◆ **Problem description**
Among the lines of this listing, determine how many contain the string "visto". Answer with the number only.

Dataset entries
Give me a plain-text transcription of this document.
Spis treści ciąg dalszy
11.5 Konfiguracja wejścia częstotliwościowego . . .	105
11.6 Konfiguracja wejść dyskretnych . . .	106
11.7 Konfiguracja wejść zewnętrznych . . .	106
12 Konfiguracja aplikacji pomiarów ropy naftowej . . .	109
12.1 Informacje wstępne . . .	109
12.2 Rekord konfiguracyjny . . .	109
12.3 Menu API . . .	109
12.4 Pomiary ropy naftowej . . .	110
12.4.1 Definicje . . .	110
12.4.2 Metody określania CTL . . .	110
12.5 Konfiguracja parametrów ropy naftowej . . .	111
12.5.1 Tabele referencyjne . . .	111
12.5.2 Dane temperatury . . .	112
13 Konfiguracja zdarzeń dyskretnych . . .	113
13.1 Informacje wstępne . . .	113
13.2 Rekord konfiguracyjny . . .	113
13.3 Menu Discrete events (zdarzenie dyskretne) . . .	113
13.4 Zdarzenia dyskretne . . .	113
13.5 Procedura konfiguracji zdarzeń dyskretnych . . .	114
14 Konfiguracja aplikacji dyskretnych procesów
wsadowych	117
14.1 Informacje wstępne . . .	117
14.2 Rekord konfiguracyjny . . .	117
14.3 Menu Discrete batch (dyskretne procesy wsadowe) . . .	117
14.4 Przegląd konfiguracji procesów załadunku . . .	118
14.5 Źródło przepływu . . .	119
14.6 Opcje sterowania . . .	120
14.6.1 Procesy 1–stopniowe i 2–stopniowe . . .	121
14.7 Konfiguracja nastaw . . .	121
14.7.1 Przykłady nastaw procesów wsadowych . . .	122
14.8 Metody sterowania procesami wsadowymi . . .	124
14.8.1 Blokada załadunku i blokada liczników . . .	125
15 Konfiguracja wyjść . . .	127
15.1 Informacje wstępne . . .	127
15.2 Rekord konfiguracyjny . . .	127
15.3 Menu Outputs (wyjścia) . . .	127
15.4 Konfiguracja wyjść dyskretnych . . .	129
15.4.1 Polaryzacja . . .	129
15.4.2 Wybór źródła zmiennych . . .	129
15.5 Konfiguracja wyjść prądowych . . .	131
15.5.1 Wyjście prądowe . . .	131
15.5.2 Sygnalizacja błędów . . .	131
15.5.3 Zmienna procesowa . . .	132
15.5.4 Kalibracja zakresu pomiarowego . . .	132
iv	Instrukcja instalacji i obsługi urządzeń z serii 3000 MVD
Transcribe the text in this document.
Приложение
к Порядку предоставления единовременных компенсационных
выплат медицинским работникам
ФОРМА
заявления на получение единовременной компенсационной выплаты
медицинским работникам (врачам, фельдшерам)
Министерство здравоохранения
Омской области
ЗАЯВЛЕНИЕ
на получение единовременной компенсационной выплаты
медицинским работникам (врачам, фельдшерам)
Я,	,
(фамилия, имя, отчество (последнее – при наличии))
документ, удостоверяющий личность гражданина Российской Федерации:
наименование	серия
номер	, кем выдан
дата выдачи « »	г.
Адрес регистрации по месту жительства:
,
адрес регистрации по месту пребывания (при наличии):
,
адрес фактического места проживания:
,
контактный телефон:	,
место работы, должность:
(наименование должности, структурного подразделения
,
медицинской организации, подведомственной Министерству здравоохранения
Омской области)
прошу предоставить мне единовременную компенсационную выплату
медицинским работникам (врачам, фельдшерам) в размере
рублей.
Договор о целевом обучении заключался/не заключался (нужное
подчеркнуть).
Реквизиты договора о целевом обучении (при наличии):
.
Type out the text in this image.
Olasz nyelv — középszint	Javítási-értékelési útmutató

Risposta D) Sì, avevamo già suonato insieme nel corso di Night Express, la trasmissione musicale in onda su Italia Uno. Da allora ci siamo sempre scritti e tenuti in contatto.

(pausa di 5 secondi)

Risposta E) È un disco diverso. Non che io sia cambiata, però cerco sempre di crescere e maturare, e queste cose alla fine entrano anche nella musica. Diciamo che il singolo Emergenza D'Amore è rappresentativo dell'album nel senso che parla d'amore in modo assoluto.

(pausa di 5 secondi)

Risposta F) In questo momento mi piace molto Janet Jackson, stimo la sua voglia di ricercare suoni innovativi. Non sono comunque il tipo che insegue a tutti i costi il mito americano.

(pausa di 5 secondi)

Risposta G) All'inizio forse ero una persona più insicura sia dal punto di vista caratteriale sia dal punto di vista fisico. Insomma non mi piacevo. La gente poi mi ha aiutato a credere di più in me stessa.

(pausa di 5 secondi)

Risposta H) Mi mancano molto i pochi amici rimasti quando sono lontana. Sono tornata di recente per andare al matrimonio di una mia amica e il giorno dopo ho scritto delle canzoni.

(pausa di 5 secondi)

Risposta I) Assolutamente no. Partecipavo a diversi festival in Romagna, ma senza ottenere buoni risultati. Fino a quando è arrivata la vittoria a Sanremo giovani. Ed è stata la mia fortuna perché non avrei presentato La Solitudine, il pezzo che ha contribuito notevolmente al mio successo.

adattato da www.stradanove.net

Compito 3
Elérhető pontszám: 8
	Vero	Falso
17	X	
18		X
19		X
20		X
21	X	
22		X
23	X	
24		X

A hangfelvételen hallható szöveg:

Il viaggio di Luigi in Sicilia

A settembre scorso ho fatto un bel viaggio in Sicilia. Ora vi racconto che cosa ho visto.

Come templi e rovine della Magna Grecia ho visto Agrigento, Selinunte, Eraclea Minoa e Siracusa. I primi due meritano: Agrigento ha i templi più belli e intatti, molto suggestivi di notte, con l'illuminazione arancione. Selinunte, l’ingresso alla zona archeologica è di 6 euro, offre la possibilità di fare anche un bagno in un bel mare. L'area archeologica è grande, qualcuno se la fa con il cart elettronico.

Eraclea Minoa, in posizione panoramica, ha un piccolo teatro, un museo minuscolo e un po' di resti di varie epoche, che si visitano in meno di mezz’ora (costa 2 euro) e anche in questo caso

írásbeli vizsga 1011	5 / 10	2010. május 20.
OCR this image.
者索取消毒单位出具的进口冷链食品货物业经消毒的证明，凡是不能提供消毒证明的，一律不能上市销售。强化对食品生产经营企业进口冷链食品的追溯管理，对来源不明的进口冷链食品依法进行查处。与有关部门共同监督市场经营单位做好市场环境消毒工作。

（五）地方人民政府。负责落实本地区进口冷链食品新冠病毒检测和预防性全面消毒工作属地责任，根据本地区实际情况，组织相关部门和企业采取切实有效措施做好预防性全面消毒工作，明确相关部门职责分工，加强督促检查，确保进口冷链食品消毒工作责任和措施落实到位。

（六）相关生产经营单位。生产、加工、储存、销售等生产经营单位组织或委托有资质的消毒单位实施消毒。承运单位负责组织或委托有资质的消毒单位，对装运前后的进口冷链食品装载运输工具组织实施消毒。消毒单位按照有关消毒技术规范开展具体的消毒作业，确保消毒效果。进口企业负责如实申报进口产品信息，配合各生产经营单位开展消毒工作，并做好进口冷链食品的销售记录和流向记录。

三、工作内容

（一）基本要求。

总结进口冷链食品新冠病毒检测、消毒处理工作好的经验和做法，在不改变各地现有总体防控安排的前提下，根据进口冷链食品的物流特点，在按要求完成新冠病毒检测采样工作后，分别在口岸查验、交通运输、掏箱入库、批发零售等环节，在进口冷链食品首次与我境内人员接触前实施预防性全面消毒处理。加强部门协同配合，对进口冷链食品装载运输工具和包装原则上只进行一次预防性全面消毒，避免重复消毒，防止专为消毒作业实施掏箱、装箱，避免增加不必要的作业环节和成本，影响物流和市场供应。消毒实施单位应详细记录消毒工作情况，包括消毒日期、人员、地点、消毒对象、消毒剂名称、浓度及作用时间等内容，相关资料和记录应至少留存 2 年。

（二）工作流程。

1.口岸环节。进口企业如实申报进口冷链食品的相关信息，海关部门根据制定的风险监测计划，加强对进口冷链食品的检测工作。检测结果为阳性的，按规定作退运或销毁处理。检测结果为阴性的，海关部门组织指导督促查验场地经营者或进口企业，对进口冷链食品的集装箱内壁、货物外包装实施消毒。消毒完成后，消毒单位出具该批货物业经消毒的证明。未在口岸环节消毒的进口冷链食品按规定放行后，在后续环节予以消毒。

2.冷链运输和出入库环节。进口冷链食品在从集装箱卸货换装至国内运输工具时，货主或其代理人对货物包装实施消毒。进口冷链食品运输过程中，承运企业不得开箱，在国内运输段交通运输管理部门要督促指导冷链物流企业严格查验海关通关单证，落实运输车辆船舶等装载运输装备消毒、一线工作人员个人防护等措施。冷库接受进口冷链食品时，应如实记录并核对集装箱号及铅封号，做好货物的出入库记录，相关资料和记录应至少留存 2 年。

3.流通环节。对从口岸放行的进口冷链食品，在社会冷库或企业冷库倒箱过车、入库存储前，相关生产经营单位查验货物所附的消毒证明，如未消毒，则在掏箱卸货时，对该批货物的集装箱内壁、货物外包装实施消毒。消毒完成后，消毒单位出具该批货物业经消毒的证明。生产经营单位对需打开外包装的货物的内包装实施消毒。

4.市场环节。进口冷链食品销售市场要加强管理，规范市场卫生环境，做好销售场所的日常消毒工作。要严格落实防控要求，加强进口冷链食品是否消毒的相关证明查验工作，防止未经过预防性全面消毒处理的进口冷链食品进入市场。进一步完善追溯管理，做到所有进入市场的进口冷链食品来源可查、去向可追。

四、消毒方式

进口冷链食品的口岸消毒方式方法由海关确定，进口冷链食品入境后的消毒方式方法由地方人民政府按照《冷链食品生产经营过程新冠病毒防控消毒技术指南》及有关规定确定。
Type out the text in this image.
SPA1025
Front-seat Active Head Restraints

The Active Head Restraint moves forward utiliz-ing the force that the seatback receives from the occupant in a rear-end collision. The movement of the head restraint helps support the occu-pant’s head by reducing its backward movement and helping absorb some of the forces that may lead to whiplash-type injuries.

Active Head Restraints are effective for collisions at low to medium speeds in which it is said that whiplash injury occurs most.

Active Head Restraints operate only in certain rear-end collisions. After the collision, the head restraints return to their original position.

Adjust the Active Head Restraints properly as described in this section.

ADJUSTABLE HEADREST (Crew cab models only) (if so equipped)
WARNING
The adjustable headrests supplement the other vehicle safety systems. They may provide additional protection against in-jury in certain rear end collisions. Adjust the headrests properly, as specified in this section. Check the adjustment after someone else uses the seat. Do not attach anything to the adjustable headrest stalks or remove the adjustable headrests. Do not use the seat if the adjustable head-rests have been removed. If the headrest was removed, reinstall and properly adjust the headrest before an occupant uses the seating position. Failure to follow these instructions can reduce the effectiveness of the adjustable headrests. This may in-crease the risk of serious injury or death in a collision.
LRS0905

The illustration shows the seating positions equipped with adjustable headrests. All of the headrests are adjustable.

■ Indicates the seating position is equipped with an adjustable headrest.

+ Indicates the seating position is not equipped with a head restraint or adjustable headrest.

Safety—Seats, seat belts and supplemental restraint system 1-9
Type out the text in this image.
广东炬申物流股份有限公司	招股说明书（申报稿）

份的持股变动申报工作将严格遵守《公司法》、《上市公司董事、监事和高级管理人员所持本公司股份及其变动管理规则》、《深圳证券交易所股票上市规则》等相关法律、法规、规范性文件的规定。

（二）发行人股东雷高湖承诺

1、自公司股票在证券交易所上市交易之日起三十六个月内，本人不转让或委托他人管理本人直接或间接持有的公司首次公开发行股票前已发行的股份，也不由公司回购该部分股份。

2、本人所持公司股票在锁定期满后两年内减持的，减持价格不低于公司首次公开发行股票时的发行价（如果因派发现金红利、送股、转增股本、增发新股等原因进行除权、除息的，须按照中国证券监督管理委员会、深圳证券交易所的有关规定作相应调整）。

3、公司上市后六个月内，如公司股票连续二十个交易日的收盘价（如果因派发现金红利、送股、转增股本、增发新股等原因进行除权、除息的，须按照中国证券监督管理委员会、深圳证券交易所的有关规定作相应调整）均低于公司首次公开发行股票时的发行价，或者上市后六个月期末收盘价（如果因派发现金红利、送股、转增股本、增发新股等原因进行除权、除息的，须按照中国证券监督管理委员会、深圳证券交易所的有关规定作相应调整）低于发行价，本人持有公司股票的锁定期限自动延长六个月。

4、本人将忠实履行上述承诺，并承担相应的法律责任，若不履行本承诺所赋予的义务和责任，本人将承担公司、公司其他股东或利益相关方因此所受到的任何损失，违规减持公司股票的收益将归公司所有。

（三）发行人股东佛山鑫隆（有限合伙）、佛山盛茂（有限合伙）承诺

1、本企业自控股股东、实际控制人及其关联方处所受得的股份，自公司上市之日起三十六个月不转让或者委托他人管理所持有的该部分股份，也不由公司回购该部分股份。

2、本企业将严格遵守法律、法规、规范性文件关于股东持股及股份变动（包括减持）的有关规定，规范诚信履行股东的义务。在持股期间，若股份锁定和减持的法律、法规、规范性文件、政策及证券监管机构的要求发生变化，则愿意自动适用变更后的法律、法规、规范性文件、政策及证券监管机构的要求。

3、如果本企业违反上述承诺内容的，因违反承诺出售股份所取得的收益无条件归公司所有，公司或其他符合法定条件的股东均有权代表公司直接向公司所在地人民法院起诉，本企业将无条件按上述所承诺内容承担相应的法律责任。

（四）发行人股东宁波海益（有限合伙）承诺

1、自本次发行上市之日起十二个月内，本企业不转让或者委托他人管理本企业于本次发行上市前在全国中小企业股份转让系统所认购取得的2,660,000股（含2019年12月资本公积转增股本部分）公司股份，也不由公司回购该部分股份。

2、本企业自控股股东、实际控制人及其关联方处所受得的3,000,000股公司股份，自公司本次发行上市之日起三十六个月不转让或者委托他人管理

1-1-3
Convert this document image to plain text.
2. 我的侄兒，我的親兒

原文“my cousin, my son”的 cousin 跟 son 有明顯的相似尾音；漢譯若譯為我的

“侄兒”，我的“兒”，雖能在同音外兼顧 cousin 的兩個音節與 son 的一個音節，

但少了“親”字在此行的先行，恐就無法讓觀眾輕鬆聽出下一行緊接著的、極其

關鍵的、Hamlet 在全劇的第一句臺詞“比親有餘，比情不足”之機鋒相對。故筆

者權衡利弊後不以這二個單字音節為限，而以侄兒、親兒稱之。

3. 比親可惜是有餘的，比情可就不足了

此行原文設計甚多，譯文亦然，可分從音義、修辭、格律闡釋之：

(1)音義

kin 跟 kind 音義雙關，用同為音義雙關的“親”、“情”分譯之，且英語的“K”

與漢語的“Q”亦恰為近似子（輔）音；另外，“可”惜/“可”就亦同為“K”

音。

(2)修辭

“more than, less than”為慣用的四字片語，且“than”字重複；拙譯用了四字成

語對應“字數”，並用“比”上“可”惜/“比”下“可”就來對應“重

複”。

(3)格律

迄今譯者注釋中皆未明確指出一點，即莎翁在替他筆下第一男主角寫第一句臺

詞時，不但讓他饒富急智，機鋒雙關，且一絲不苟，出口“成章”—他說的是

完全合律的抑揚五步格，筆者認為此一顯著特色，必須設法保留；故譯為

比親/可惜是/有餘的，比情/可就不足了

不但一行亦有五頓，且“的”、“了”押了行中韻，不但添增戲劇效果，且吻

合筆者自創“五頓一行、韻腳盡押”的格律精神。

◆ **Reply**
2